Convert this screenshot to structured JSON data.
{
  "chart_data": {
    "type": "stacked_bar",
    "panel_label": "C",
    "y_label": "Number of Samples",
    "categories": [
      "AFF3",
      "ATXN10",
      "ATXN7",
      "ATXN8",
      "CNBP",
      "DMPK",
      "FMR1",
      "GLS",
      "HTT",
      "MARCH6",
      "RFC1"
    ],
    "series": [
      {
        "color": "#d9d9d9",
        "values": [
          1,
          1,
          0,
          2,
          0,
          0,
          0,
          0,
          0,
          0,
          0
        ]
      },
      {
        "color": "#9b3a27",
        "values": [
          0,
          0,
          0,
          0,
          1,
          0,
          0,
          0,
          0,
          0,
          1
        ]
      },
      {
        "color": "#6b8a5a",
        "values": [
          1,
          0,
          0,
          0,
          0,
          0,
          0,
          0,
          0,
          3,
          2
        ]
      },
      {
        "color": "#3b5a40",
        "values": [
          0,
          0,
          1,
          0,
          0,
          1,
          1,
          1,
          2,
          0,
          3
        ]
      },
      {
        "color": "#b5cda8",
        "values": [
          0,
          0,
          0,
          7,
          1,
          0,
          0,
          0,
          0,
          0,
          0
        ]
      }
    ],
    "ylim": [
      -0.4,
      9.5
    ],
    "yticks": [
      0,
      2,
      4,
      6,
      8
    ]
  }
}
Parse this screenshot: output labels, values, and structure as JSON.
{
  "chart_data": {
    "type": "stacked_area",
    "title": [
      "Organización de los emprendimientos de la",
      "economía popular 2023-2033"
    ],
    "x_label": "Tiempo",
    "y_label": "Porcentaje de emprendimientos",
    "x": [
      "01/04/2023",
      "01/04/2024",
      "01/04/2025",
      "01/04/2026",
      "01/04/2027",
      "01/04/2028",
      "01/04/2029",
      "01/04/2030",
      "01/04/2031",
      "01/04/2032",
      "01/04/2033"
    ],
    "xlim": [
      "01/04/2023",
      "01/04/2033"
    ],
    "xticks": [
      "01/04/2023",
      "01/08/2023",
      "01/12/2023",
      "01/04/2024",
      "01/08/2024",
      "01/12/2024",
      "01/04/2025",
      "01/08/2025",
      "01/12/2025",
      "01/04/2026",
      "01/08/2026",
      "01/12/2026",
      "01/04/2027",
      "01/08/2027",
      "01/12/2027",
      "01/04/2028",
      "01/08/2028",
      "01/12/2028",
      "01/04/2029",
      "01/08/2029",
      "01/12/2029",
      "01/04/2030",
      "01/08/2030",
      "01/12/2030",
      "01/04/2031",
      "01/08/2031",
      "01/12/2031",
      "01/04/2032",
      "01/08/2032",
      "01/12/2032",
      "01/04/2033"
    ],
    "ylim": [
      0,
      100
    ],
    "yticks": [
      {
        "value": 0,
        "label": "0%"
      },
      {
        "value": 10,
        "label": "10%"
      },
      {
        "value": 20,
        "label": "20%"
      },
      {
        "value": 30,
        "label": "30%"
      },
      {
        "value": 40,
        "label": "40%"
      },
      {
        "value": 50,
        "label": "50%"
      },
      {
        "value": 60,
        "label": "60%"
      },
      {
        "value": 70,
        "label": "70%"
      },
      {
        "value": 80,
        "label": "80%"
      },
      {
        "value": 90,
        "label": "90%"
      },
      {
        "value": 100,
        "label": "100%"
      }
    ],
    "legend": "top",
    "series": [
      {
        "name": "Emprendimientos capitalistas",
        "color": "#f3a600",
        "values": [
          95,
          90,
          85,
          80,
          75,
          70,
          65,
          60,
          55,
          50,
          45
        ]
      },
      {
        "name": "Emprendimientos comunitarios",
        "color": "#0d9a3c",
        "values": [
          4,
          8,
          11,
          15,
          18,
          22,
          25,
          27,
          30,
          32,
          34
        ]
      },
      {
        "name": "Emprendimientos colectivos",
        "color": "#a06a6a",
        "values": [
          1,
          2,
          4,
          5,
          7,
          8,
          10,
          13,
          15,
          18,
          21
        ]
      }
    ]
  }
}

---+---

• [Exercise aim]: Every entry must be quoted exactly as it appears above.

• [Expected output]:
Convert this screenshot to structured JSON data.
{
  "chart_data": {
    "type": "stacked_bar",
    "panel_label": "C",
    "y_label": "Number of Samples",
    "categories": [
      "AFF3",
      "ATXN10",
      "ATXN7",
      "ATXN8",
      "CNBP",
      "DMPK",
      "FMR1",
      "GLS",
      "HTT",
      "MARCH6",
      "RFC1"
    ],
    "series": [
      {
        "color": "#d9d9d9",
        "values": [
          1,
          1,
          0,
          2,
          0,
          0,
          0,
          0,
          0,
          0,
          0
        ]
      },
      {
        "color": "#9b3a27",
        "values": [
          0,
          0,
          0,
          0,
          1,
          0,
          0,
          0,
          0,
          0,
          1
        ]
      },
      {
        "color": "#6b8a5a",
        "values": [
          1,
          0,
          0,
          0,
          0,
          0,
          0,
          0,
          0,
          3,
          2
        ]
      },
      {
        "color": "#3b5a40",
        "values": [
          0,
          0,
          1,
          0,
          0,
          1,
          1,
          1,
          2,
          0,
          3
        ]
      },
      {
        "color": "#b5cda8",
        "values": [
          0,
          0,
          0,
          7,
          1,
          0,
          0,
          0,
          0,
          0,
          0
        ]
      }
    ],
    "ylim": [
      -0.4,
      9.5
    ],
    "yticks": [
      0,
      2,
      4,
      6,
      8
    ]
  }
}
Parse this screenshot: output labels, values, and structure as JSON.
{
  "chart_data": {
    "type": "stacked_area",
    "title": [
      "Organización de los emprendimientos de la",
      "economía popular 2023-2033"
    ],
    "x_label": "Tiempo",
    "y_label": "Porcentaje de emprendimientos",
    "x": [
      "01/04/2023",
      "01/04/2024",
      "01/04/2025",
      "01/04/2026",
      "01/04/2027",
      "01/04/2028",
      "01/04/2029",
      "01/04/2030",
      "01/04/2031",
      "01/04/2032",
      "01/04/2033"
    ],
    "xlim": [
      "01/04/2023",
      "01/04/2033"
    ],
    "xticks": [
      "01/04/2023",
      "01/08/2023",
      "01/12/2023",
      "01/04/2024",
      "01/08/2024",
      "01/12/2024",
      "01/04/2025",
      "01/08/2025",
      "01/12/2025",
      "01/04/2026",
      "01/08/2026",
      "01/12/2026",
      "01/04/2027",
      "01/08/2027",
      "01/12/2027",
      "01/04/2028",
      "01/08/2028",
      "01/12/2028",
      "01/04/2029",
      "01/08/2029",
      "01/12/2029",
      "01/04/2030",
      "01/08/2030",
      "01/12/2030",
      "01/04/2031",
      "01/08/2031",
      "01/12/2031",
      "01/04/2032",
      "01/08/2032",
      "01/12/2032",
      "01/04/2033"
    ],
    "ylim": [
      0,
      100
    ],
    "yticks": [
      {
        "value": 0,
        "label": "0%"
      },
      {
        "value": 10,
        "label": "10%"
      },
      {
        "value": 20,
        "label": "20%"
      },
      {
        "value": 30,
        "label": "30%"
      },
      {
        "value": 40,
        "label": "40%"
      },
      {
        "value": 50,
        "label": "50%"
      },
      {
        "value": 60,
        "label": "60%"
      },
      {
        "value": 70,
        "label": "70%"
      },
      {
        "value": 80,
        "label": "80%"
      },
      {
        "value": 90,
        "label": "90%"
      },
      {
        "value": 100,
        "label": "100%"
      }
    ],
    "legend": "top",
    "series": [
      {
        "name": "Emprendimientos capitalistas",
        "color": "#f3a600",
        "values": [
          95,
          90,
          85,
          80,
          75,
          70,
          65,
          60,
          55,
          50,
          45
        ]
      },
      {
        "name": "Emprendimientos comunitarios",
        "color": "#0d9a3c",
        "values": [
          4,
          8,
          11,
          15,
          18,
          22,
          25,
          27,
          30,
          32,
          34
        ]
      },
      {
        "name": "Emprendimientos colectivos",
        "color": "#a06a6a",
        "values": [
          1,
          2,
          4,
          5,
          7,
          8,
          10,
          13,
          15,
          18,
          21
        ]
      }
    ]
  }
}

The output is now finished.